BEGIN Text excerpt
In this post of yesterday, however, I think he hits more than a few nails on the head. I especially like the highlighted bit.
Why Japanese prime ministers after WWII have become so feeble? That is because Japan has chosen (partly because of inevitability as a country defeated in the war and occupied, and partly as a choice of free will to reconstruct the nation under the U.S. protection, particularly, the philosophy of PM Yoshida, born out of his many years of experience as a diplomat in the Western world) to become a fat cat, a show piece of winner in the free trade and open-market system created by U.S. against Soviet Block.(Link)
Now, Soviet is gone. Both China and Soviet are well into the road to become capitalist countries. So nobody needs Japan as a fat cat as a show piece. What U.S. needs today is South Korea, as a symbol of military alliance against a rather unlikely North Korean desperation attack.
For a country like today’s Japan, which does not have a military power which operates on its own will, the presence of its leader has little importance in the world politics, as it is a follower than anything else in
the midst of strategic decisions and bargaining of major countries of the world. Thus, its prime ministers concentrate on internal affairs primarily...
Japanese elites fret about South Korea's economic performance: its growing economy, its globally competitive giants like Samsung, LG and Hyundai and its free trade agreement with the United States.
Mochizuki points out that it the elites need to just as worried about South Korea's global political presence.
Later - Reader Tiago finds that the above link does not work. The alternative is to go the NBR Japan Forum's home site, scroll down to the link for the Japan-U.S. Discussion Forum archive, then look for Mochizuki's post of 3/16/2012.
The link appears to be broken, maybe NBR has a different permalink? (Even adding the missing "ht" in the beginning won't do)
ReplyDeleteOn the topic, it will be interesting to see if Japan will find itself in the position of mimicking other Asian countries instead of the other way around. The comparison with South Korea is evident in addressing all sorts of political, economic, social and defence challenges that are somewhat common.
I am not too sure about the viability of Japan adopting a substantially new international profile, but in matters of education, industry, demographics and immigration and so forth, South Korea appears to be more resilient and with better prospects than Japan.
END Text excerpt
BEGIN The data
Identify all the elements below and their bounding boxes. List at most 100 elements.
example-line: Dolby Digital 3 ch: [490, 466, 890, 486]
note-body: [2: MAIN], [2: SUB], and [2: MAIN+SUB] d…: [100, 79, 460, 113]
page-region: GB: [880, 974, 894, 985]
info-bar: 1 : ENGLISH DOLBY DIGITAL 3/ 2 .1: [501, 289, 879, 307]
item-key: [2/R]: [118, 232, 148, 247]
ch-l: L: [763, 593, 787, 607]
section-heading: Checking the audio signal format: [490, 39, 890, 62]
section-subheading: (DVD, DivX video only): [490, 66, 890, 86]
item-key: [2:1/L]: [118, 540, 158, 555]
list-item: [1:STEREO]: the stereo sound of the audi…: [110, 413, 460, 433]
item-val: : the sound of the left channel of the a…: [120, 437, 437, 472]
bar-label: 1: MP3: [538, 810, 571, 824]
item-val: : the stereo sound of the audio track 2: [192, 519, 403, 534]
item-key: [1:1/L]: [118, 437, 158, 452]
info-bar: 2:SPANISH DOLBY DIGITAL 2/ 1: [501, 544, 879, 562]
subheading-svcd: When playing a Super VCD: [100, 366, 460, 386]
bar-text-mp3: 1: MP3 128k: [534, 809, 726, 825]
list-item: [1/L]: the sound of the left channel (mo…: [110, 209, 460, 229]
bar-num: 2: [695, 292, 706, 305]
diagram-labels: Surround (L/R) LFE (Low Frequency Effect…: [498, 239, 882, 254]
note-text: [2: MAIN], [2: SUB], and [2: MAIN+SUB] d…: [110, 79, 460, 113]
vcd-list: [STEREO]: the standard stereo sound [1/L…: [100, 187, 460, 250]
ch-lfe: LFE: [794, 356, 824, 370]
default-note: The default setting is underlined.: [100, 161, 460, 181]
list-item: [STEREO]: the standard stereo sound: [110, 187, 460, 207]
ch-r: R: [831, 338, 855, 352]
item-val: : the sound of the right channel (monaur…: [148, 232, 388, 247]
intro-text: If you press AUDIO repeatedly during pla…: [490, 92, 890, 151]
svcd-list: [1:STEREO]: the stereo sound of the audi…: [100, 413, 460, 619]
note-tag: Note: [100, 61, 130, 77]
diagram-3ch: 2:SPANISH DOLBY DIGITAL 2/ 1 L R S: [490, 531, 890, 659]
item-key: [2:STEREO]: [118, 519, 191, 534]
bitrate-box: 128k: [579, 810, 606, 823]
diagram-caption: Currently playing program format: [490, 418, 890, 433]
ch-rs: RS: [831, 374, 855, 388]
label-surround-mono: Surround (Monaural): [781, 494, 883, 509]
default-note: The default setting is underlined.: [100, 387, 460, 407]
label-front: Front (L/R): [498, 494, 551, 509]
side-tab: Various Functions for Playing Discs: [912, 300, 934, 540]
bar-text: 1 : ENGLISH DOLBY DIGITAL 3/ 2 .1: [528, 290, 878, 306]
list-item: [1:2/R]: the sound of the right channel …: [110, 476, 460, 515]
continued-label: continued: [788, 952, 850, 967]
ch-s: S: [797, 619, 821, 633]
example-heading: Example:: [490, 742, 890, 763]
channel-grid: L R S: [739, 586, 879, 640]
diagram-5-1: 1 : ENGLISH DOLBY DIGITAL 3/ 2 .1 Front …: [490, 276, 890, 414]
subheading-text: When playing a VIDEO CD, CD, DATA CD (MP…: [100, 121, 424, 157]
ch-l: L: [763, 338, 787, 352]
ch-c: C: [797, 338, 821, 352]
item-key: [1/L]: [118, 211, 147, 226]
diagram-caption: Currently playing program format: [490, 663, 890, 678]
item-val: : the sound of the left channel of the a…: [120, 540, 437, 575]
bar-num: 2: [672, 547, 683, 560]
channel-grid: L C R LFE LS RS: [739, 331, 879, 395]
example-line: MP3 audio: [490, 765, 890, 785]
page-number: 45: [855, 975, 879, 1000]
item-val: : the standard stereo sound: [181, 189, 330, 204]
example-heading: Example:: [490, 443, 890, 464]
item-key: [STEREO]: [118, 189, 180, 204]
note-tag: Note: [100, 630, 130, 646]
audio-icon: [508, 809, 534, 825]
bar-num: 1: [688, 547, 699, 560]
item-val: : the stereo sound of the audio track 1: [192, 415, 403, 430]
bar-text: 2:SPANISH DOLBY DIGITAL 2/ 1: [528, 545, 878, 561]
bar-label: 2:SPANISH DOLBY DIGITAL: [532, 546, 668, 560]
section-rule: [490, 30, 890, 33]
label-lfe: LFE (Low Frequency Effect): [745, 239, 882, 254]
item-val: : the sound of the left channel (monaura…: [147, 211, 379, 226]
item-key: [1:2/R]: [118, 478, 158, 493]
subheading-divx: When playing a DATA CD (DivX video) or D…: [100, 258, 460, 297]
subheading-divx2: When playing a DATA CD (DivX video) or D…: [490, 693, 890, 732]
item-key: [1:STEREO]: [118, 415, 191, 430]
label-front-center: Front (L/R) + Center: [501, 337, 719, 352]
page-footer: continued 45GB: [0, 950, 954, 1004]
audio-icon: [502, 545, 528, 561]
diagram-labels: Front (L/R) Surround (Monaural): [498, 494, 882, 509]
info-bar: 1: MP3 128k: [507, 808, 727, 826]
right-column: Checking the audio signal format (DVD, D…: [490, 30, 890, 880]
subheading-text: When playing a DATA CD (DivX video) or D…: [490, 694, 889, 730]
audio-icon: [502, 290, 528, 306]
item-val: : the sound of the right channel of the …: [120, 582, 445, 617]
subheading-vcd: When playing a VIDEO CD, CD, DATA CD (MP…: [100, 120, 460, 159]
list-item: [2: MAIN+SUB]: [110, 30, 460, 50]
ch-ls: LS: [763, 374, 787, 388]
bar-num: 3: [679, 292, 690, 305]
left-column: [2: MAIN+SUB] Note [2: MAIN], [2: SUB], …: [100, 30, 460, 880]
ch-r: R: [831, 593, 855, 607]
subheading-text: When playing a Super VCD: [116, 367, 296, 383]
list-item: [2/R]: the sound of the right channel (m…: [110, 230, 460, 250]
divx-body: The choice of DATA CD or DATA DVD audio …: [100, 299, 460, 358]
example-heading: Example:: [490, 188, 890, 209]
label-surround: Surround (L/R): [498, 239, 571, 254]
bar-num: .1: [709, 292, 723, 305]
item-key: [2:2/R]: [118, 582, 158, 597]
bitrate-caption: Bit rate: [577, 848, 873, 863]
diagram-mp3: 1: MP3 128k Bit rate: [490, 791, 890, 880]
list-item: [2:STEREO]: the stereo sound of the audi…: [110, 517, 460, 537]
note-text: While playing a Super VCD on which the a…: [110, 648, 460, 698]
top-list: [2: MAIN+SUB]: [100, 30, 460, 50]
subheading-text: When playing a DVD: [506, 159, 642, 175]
END The data
= Required actions =
1 - Which South Korean companies does the blog post name as globally competitive giants?
2 - According to the blog post, on what date did Mochizuki make the post that readers are told to look for?
3 - Rewrite the paragraph of the blog post that begins "Now, Soviet is gone." as a short list of its main points.

= Per-task outputs =
1 - Samsung, LG, and Hyundai.

2 - 3/16/2012.

3 -
- The Soviet Union is gone.
- China and the former Soviet Union are both well on the way to becoming capitalist countries.
- No one needs Japan as a fat-cat showpiece anymore.
- What the U.S. needs now is South Korea, as a symbol of a military alliance against an unlikely North Korean attack.